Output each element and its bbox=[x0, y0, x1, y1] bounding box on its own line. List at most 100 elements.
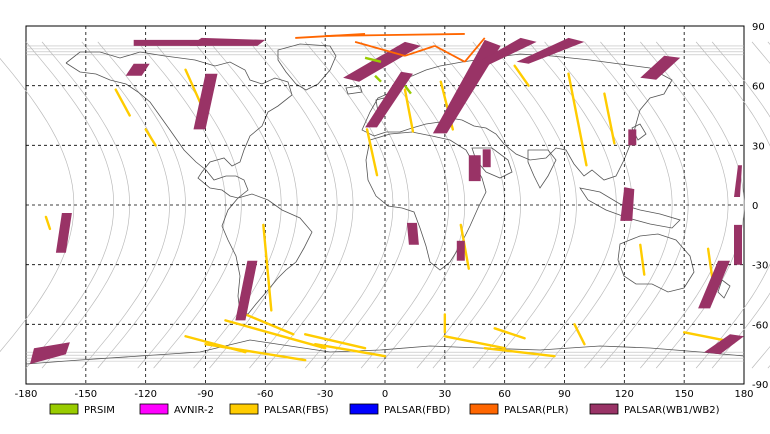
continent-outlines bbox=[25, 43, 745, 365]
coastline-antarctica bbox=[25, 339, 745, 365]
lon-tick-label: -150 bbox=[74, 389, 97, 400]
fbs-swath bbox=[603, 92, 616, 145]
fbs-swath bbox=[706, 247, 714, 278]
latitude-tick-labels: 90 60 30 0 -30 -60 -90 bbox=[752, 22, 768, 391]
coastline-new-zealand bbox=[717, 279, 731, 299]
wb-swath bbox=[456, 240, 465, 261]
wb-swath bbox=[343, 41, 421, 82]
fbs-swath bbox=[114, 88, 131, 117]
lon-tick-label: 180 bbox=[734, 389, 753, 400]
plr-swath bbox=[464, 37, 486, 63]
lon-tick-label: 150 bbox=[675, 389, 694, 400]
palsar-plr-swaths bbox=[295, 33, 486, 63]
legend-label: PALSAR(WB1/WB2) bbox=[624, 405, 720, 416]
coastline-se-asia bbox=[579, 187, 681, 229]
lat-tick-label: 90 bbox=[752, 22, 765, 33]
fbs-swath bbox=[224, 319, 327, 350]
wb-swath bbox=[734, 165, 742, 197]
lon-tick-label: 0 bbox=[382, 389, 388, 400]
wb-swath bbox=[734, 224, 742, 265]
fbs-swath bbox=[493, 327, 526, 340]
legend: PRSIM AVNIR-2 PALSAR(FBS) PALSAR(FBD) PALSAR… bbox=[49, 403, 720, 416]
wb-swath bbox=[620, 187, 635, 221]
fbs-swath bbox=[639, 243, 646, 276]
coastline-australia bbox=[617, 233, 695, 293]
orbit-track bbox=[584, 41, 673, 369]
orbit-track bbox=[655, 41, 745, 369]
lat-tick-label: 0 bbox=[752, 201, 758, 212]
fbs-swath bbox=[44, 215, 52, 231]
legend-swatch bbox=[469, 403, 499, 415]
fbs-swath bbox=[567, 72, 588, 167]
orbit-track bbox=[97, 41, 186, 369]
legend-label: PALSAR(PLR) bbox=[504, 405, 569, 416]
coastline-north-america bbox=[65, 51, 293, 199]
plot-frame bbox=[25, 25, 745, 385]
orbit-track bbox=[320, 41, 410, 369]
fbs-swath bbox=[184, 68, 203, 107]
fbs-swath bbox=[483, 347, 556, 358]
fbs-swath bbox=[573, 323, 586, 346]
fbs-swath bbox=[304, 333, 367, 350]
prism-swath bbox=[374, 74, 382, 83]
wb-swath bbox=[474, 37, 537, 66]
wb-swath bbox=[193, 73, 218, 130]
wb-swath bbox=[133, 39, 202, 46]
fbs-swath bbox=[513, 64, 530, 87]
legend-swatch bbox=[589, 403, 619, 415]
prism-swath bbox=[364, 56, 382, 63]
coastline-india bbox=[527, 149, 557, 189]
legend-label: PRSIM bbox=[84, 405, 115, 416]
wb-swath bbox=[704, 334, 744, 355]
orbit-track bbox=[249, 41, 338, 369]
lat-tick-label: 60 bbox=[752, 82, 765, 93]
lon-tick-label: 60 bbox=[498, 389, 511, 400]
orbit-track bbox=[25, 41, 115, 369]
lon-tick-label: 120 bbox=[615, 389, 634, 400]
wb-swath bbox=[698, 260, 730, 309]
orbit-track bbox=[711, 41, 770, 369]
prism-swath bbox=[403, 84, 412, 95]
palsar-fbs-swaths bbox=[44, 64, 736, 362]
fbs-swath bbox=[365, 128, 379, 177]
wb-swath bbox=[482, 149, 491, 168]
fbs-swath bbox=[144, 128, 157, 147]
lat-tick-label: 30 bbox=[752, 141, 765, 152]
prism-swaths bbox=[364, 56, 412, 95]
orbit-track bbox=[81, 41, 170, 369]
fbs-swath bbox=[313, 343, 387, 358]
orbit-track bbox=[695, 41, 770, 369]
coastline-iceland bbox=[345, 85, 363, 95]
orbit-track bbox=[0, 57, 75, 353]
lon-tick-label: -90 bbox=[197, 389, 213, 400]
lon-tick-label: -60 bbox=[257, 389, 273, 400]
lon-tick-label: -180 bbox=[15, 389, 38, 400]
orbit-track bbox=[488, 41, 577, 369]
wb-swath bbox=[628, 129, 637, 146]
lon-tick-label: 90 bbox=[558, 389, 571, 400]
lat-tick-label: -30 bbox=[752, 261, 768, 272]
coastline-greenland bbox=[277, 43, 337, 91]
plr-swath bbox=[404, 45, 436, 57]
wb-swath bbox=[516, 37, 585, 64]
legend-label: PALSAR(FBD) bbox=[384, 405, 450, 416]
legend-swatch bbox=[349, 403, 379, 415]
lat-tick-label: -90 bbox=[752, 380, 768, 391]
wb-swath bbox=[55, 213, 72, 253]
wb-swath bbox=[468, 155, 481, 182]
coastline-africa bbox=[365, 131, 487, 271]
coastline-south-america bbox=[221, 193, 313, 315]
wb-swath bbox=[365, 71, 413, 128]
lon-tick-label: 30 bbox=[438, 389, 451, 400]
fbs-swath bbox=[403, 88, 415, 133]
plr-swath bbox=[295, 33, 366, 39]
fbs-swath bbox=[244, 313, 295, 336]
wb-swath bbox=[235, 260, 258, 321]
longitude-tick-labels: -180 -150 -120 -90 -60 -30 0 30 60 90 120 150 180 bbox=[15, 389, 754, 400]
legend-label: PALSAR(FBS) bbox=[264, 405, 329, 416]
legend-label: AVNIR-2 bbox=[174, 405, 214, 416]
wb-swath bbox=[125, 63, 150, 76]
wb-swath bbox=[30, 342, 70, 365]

_____

◆ 任务说明: 请把上面的所有行重新写出，将其中的“orbit-track”全部替换为“orbit-path”，其余内容保持不变，并且不要在答案中包含图片。

◆ 解答:
Output each element and its bbox=[x0, y0, x1, y1] bounding box on its own line. List at most 100 elements.
continent-outlines bbox=[25, 43, 745, 365]
coastline-antarctica bbox=[25, 339, 745, 365]
lon-tick-label: -150 bbox=[74, 389, 97, 400]
fbs-swath bbox=[603, 92, 616, 145]
fbs-swath bbox=[706, 247, 714, 278]
latitude-tick-labels: 90 60 30 0 -30 -60 -90 bbox=[752, 22, 768, 391]
coastline-new-zealand bbox=[717, 279, 731, 299]
wb-swath bbox=[456, 240, 465, 261]
wb-swath bbox=[343, 41, 421, 82]
fbs-swath bbox=[114, 88, 131, 117]
lon-tick-label: 180 bbox=[734, 389, 753, 400]
plr-swath bbox=[464, 37, 486, 63]
lon-tick-label: 150 bbox=[675, 389, 694, 400]
palsar-plr-swaths bbox=[295, 33, 486, 63]
legend-label: PALSAR(WB1/WB2) bbox=[624, 405, 720, 416]
coastline-se-asia bbox=[579, 187, 681, 229]
lat-tick-label: 90 bbox=[752, 22, 765, 33]
fbs-swath bbox=[224, 319, 327, 350]
wb-swath bbox=[734, 165, 742, 197]
lon-tick-label: 0 bbox=[382, 389, 388, 400]
wb-swath bbox=[734, 224, 742, 265]
fbs-swath bbox=[493, 327, 526, 340]
legend: PRSIM AVNIR-2 PALSAR(FBS) PALSAR(FBD) PALSAR… bbox=[49, 403, 720, 416]
wb-swath bbox=[620, 187, 635, 221]
fbs-swath bbox=[639, 243, 646, 276]
coastline-australia bbox=[617, 233, 695, 293]
orbit-path bbox=[584, 41, 673, 369]
orbit-path bbox=[655, 41, 745, 369]
lat-tick-label: 0 bbox=[752, 201, 758, 212]
fbs-swath bbox=[44, 215, 52, 231]
legend-swatch bbox=[469, 403, 499, 415]
fbs-swath bbox=[567, 72, 588, 167]
orbit-path bbox=[97, 41, 186, 369]
legend-label: PALSAR(PLR) bbox=[504, 405, 569, 416]
coastline-north-america bbox=[65, 51, 293, 199]
plot-frame bbox=[25, 25, 745, 385]
orbit-path bbox=[320, 41, 410, 369]
fbs-swath bbox=[184, 68, 203, 107]
fbs-swath bbox=[483, 347, 556, 358]
fbs-swath bbox=[573, 323, 586, 346]
fbs-swath bbox=[304, 333, 367, 350]
prism-swath bbox=[374, 74, 382, 83]
wb-swath bbox=[474, 37, 537, 66]
wb-swath bbox=[193, 73, 218, 130]
wb-swath bbox=[133, 39, 202, 46]
fbs-swath bbox=[513, 64, 530, 87]
legend-swatch bbox=[589, 403, 619, 415]
prism-swath bbox=[364, 56, 382, 63]
coastline-india bbox=[527, 149, 557, 189]
legend-label: PRSIM bbox=[84, 405, 115, 416]
wb-swath bbox=[704, 334, 744, 355]
orbit-path bbox=[249, 41, 338, 369]
lat-tick-label: 60 bbox=[752, 82, 765, 93]
lon-tick-label: 60 bbox=[498, 389, 511, 400]
orbit-path bbox=[25, 41, 115, 369]
lon-tick-label: 120 bbox=[615, 389, 634, 400]
wb-swath bbox=[698, 260, 730, 309]
orbit-path bbox=[711, 41, 770, 369]
prism-swath bbox=[403, 84, 412, 95]
palsar-fbs-swaths bbox=[44, 64, 736, 362]
fbs-swath bbox=[365, 128, 379, 177]
wb-swath bbox=[482, 149, 491, 168]
fbs-swath bbox=[144, 128, 157, 147]
lat-tick-label: 30 bbox=[752, 141, 765, 152]
prism-swaths bbox=[364, 56, 412, 95]
orbit-path bbox=[81, 41, 170, 369]
fbs-swath bbox=[313, 343, 387, 358]
orbit-path bbox=[695, 41, 770, 369]
coastline-iceland bbox=[345, 85, 363, 95]
orbit-path bbox=[0, 57, 75, 353]
lon-tick-label: -90 bbox=[197, 389, 213, 400]
lon-tick-label: -60 bbox=[257, 389, 273, 400]
lon-tick-label: -180 bbox=[15, 389, 38, 400]
orbit-path bbox=[488, 41, 577, 369]
wb-swath bbox=[628, 129, 637, 146]
lon-tick-label: 90 bbox=[558, 389, 571, 400]
lat-tick-label: -30 bbox=[752, 261, 768, 272]
coastline-greenland bbox=[277, 43, 337, 91]
plr-swath bbox=[404, 45, 436, 57]
wb-swath bbox=[516, 37, 585, 64]
legend-label: PALSAR(FBD) bbox=[384, 405, 450, 416]
legend-swatch bbox=[349, 403, 379, 415]
lat-tick-label: -90 bbox=[752, 380, 768, 391]
wb-swath bbox=[55, 213, 72, 253]
wb-swath bbox=[468, 155, 481, 182]
coastline-africa bbox=[365, 131, 487, 271]
coastline-south-america bbox=[221, 193, 313, 315]
wb-swath bbox=[365, 71, 413, 128]
lon-tick-label: 30 bbox=[438, 389, 451, 400]
fbs-swath bbox=[403, 88, 415, 133]
plr-swath bbox=[295, 33, 366, 39]
fbs-swath bbox=[244, 313, 295, 336]
wb-swath bbox=[235, 260, 258, 321]
longitude-tick-labels: -180 -150 -120 -90 -60 -30 0 30 60 90 120 150 180 bbox=[15, 389, 754, 400]
legend-label: PALSAR(FBS) bbox=[264, 405, 329, 416]
legend-label: AVNIR-2 bbox=[174, 405, 214, 416]
wb-swath bbox=[125, 63, 150, 76]
wb-swath bbox=[30, 342, 70, 365]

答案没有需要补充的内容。